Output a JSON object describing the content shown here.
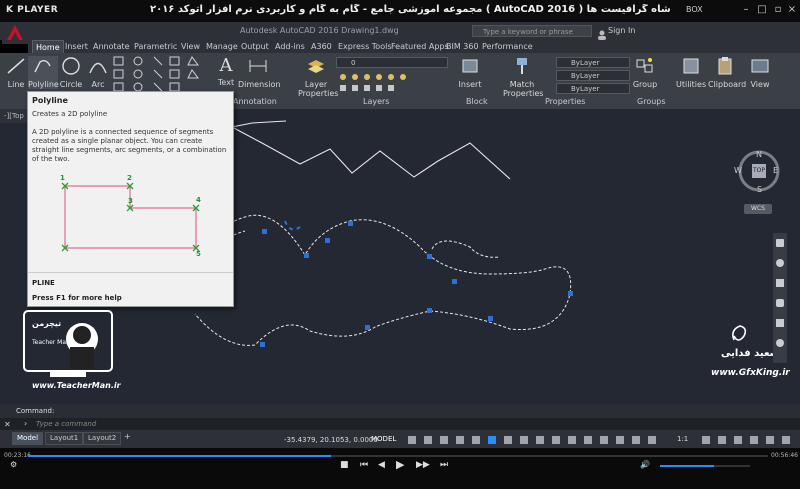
{
  "player": {
    "logo": "K PLAYER",
    "title": "مجموعه آموزشی جامع - گام به گام و کاربردی نرم افزار  اتوکد ۲۰۱۶ ( AutoCAD 2016 )  مدرس : سعید فدایی (تیچرمن) گروه آموزشی پادشاه گرافیست ها",
    "box_label": "BOX",
    "time_elapsed": "00:23:16",
    "time_total": "00:56:46",
    "progress_fraction": 0.41,
    "volume_fraction": 0.6
  },
  "acad": {
    "window_title": "Autodesk AutoCAD 2016    Drawing1.dwg",
    "search_placeholder": "Type a keyword or phrase",
    "sign_in": "Sign In",
    "tabs": [
      "Home",
      "Insert",
      "Annotate",
      "Parametric",
      "View",
      "Manage",
      "Output",
      "Add-ins",
      "A360",
      "Express Tools",
      "Featured Apps",
      "BIM 360",
      "Performance"
    ],
    "tools": {
      "line": "Line",
      "polyline": "Polyline",
      "circle": "Circle",
      "arc": "Arc",
      "text": "Text",
      "dimension": "Dimension",
      "layer_properties": "Layer Properties",
      "insert": "Insert",
      "match_properties": "Match Properties",
      "group": "Group",
      "utilities": "Utilities",
      "clipboard": "Clipboard",
      "view": "View"
    },
    "panels": {
      "annotation": "Annotation",
      "layers": "Layers",
      "block": "Block",
      "properties": "Properties",
      "groups": "Groups"
    },
    "layer_value": "0",
    "bylayer_1": "ByLayer",
    "bylayer_2": "ByLayer",
    "bylayer_3": "ByLayer",
    "file_tab": "-][Top"
  },
  "tooltip": {
    "title": "Polyline",
    "subtitle": "Creates a 2D polyline",
    "description": "A 2D polyline is a connected sequence of segments created as a single planar object. You can create straight line segments, arc segments, or a combination of the two.",
    "points": [
      "1",
      "2",
      "3",
      "4",
      "5"
    ],
    "command": "PLINE",
    "help": "Press F1 for more help"
  },
  "viewcube": {
    "top": "TOP",
    "n": "N",
    "s": "S",
    "e": "E",
    "w": "W",
    "wcs": "WCS"
  },
  "watermark": {
    "site_left": "www.TeacherMan.ir",
    "site_right": "www.GfxKing.ir",
    "sign_right": "سعید فدایی",
    "badge_text": "تیچرمن",
    "badge_sub": "Teacher Man"
  },
  "command": {
    "label": "Command:",
    "placeholder": "Type  a  command"
  },
  "status": {
    "tabs": [
      "Model",
      "Layout1",
      "Layout2"
    ],
    "add_tab": "+",
    "coords": "-35.4379, 20.1053, 0.0000",
    "model": "MODEL",
    "scale": "1:1"
  },
  "colors": {
    "canvas": "#232832",
    "ribbon": "#3b3f46",
    "grip": "#2f6fd8",
    "accent": "#2a8cff"
  }
}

What the exercise asks:
Leave the pictures out and print the records above exactly as they stand.

Reply to the task:
Output a JSON object describing the content shown here.
{
  "player": {
    "logo": "K PLAYER",
    "title": "مجموعه آموزشی جامع - گام به گام و کاربردی نرم افزار  اتوکد ۲۰۱۶ ( AutoCAD 2016 )  مدرس : سعید فدایی (تیچرمن) گروه آموزشی پادشاه گرافیست ها",
    "box_label": "BOX",
    "time_elapsed": "00:23:16",
    "time_total": "00:56:46",
    "progress_fraction": 0.41,
    "volume_fraction": 0.6
  },
  "acad": {
    "window_title": "Autodesk AutoCAD 2016    Drawing1.dwg",
    "search_placeholder": "Type a keyword or phrase",
    "sign_in": "Sign In",
    "tabs": [
      "Home",
      "Insert",
      "Annotate",
      "Parametric",
      "View",
      "Manage",
      "Output",
      "Add-ins",
      "A360",
      "Express Tools",
      "Featured Apps",
      "BIM 360",
      "Performance"
    ],
    "tools": {
      "line": "Line",
      "polyline": "Polyline",
      "circle": "Circle",
      "arc": "Arc",
      "text": "Text",
      "dimension": "Dimension",
      "layer_properties": "Layer Properties",
      "insert": "Insert",
      "match_properties": "Match Properties",
      "group": "Group",
      "utilities": "Utilities",
      "clipboard": "Clipboard",
      "view": "View"
    },
    "panels": {
      "annotation": "Annotation",
      "layers": "Layers",
      "block": "Block",
      "properties": "Properties",
      "groups": "Groups"
    },
    "layer_value": "0",
    "bylayer_1": "ByLayer",
    "bylayer_2": "ByLayer",
    "bylayer_3": "ByLayer",
    "file_tab": "-][Top"
  },
  "tooltip": {
    "title": "Polyline",
    "subtitle": "Creates a 2D polyline",
    "description": "A 2D polyline is a connected sequence of segments created as a single planar object. You can create straight line segments, arc segments, or a combination of the two.",
    "points": [
      "1",
      "2",
      "3",
      "4",
      "5"
    ],
    "command": "PLINE",
    "help": "Press F1 for more help"
  },
  "viewcube": {
    "top": "TOP",
    "n": "N",
    "s": "S",
    "e": "E",
    "w": "W",
    "wcs": "WCS"
  },
  "watermark": {
    "site_left": "www.TeacherMan.ir",
    "site_right": "www.GfxKing.ir",
    "sign_right": "سعید فدایی",
    "badge_text": "تیچرمن",
    "badge_sub": "Teacher Man"
  },
  "command": {
    "label": "Command:",
    "placeholder": "Type  a  command"
  },
  "status": {
    "tabs": [
      "Model",
      "Layout1",
      "Layout2"
    ],
    "add_tab": "+",
    "coords": "-35.4379, 20.1053, 0.0000",
    "model": "MODEL",
    "scale": "1:1"
  },
  "colors": {
    "canvas": "#232832",
    "ribbon": "#3b3f46",
    "grip": "#2f6fd8",
    "accent": "#2a8cff"
  }
}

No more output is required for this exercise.